■ Task goal: Retype verbatim only the lines below, starting at the one that contains "Output a JSON" and ending at the one that contains "Convert this screenshot". Pictures are excluded from the copy.

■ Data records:

==*==

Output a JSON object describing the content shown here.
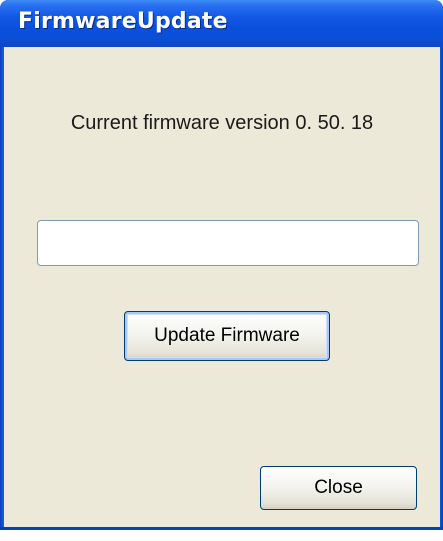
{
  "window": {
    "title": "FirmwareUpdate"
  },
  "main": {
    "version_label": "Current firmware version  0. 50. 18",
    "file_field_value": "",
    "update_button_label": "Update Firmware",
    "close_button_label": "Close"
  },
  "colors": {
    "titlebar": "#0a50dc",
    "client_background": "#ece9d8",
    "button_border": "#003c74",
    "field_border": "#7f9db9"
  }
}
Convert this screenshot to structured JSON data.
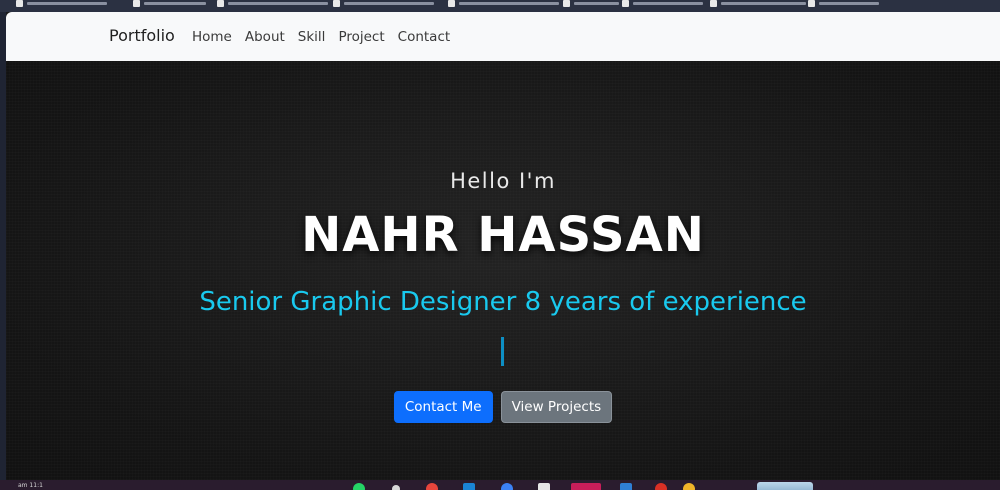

==*==

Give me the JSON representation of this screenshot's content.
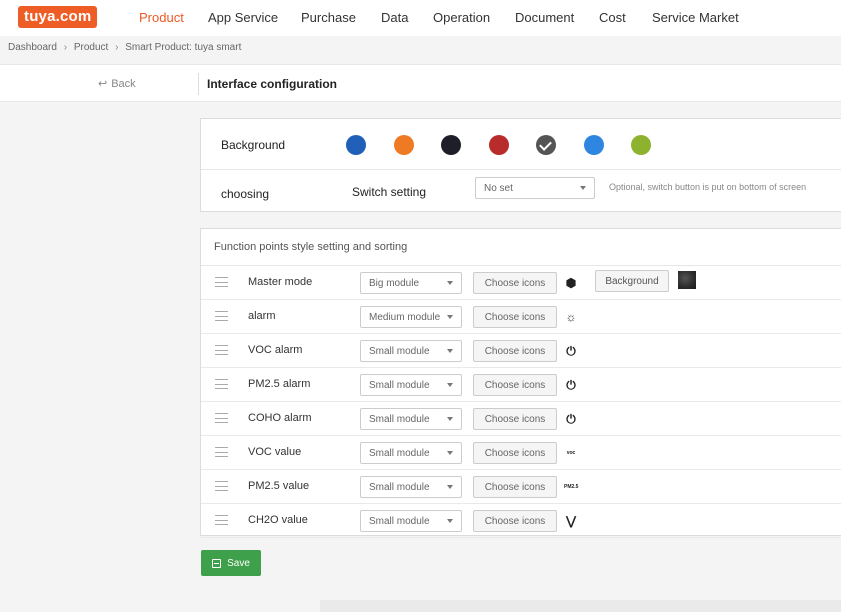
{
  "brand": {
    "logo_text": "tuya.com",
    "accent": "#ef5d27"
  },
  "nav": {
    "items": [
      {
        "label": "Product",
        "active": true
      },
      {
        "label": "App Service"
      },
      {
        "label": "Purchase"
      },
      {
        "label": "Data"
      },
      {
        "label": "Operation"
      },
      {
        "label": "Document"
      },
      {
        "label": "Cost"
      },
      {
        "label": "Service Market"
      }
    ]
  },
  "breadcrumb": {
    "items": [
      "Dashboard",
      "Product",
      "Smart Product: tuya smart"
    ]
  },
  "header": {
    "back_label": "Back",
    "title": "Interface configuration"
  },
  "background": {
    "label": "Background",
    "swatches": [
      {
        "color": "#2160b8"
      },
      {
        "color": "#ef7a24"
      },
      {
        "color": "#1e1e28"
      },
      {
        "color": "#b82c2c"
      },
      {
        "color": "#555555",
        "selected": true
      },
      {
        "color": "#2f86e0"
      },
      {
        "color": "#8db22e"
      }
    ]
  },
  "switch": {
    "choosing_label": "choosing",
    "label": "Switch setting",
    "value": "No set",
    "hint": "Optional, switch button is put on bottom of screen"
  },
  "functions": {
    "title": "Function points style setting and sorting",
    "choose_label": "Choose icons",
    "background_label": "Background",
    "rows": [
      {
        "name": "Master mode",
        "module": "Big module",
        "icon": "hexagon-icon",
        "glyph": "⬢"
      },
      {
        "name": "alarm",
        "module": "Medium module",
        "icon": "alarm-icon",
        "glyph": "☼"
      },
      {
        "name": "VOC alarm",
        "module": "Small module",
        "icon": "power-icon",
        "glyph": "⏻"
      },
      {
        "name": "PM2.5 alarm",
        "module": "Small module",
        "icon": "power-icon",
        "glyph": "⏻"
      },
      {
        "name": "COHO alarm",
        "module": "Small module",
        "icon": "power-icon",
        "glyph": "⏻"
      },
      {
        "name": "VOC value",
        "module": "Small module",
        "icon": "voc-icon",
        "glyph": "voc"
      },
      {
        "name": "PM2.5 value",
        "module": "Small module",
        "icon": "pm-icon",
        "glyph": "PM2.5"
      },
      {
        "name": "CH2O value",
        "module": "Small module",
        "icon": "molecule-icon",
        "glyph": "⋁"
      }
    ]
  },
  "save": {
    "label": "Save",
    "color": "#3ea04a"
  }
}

==*==

■ Output of the task:
Output a JSON object describing the content shown here.
{
  "window": {
    "title": "FirmwareUpdate"
  },
  "main": {
    "version_label": "Current firmware version  0. 50. 18",
    "file_field_value": "",
    "update_button_label": "Update Firmware",
    "close_button_label": "Close"
  },
  "colors": {
    "titlebar": "#0a50dc",
    "client_background": "#ece9d8",
    "button_border": "#003c74",
    "field_border": "#7f9db9"
  }
}
Convert this screenshot to structured JSON data.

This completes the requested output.